Scan each line of the records for the word "automatiske" and extract the ones that have it.

:: Records for this exercise ::

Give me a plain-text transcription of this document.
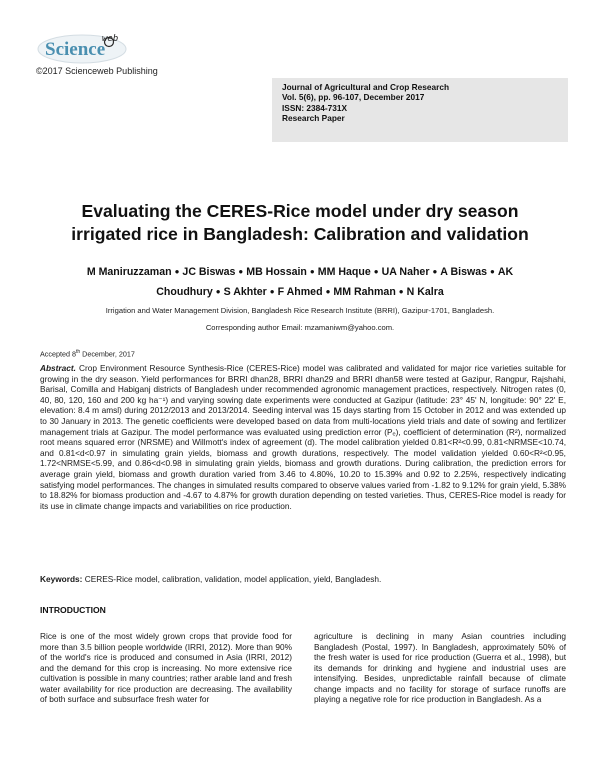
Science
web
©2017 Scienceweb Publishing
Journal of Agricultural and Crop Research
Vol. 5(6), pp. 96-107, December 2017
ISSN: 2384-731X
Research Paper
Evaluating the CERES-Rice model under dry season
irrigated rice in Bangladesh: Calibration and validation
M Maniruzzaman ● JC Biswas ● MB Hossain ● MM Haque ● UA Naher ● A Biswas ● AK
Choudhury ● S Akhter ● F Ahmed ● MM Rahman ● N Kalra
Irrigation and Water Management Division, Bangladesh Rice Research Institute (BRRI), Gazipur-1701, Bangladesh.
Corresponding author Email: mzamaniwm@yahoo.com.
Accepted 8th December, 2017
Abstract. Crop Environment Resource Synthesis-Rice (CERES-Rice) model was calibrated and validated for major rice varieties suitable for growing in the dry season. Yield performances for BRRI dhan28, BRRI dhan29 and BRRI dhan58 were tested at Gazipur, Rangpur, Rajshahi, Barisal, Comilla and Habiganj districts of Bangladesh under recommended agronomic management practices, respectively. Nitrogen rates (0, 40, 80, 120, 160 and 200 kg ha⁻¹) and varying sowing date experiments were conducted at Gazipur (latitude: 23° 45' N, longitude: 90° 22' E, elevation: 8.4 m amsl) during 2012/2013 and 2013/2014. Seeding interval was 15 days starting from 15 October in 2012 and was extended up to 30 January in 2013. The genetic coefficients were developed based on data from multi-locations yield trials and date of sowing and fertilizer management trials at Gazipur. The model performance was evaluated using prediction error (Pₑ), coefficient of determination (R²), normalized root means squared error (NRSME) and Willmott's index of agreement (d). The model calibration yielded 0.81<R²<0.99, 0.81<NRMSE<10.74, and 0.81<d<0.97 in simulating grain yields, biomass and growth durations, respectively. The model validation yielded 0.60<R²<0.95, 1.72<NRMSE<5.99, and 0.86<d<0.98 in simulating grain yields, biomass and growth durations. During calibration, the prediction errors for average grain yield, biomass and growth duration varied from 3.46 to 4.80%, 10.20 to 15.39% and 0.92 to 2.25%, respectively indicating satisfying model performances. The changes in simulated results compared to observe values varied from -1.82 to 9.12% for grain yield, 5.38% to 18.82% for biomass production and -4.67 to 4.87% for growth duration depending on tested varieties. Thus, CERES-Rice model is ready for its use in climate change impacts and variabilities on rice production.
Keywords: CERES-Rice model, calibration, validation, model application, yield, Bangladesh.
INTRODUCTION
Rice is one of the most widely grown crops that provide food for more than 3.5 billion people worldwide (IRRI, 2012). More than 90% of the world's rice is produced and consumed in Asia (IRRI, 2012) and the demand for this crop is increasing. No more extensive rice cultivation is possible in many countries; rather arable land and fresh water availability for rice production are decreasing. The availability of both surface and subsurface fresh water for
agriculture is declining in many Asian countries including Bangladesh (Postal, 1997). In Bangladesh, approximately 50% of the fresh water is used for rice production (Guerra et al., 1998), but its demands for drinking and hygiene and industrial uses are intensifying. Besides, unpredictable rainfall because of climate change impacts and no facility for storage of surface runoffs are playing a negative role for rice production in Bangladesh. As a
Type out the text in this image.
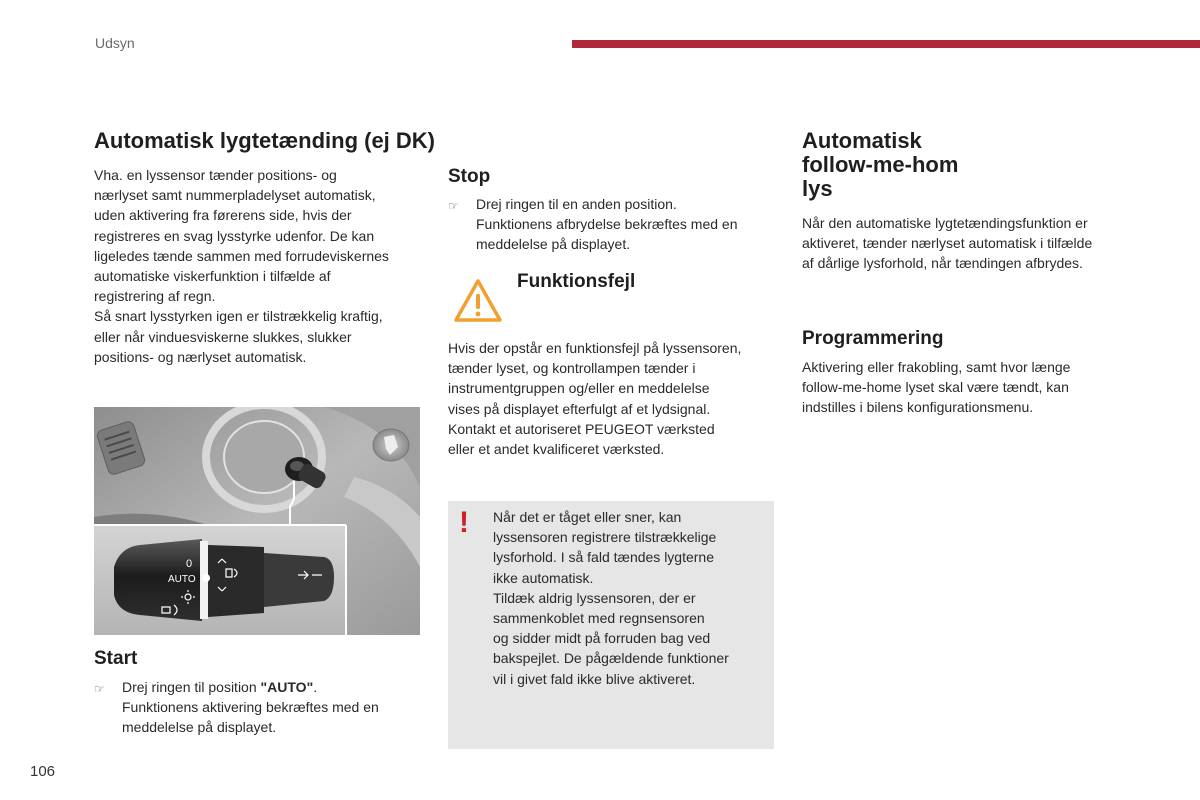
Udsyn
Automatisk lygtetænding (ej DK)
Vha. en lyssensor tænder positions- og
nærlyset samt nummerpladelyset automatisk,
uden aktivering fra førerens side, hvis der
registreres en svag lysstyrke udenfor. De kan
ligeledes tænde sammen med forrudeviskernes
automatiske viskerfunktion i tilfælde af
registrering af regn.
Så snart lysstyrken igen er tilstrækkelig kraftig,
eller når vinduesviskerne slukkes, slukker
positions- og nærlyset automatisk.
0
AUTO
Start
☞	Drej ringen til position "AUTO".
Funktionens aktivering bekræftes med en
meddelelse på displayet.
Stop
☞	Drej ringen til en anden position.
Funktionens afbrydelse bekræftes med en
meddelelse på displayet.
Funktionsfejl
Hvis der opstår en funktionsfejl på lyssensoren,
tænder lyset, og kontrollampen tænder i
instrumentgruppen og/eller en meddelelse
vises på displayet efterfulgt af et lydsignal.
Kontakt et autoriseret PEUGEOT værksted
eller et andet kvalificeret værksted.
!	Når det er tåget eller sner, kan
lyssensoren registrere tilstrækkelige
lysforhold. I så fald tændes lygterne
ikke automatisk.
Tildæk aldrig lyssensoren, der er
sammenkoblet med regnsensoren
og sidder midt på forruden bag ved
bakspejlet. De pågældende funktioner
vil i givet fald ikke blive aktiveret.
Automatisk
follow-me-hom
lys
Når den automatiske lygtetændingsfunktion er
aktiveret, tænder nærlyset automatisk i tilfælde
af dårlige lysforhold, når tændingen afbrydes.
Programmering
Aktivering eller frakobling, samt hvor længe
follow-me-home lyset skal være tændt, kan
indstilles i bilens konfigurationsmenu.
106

:::

Response:
automatiske viskerfunktion i tilfælde af
Når den automatiske lygtetændingsfunktion er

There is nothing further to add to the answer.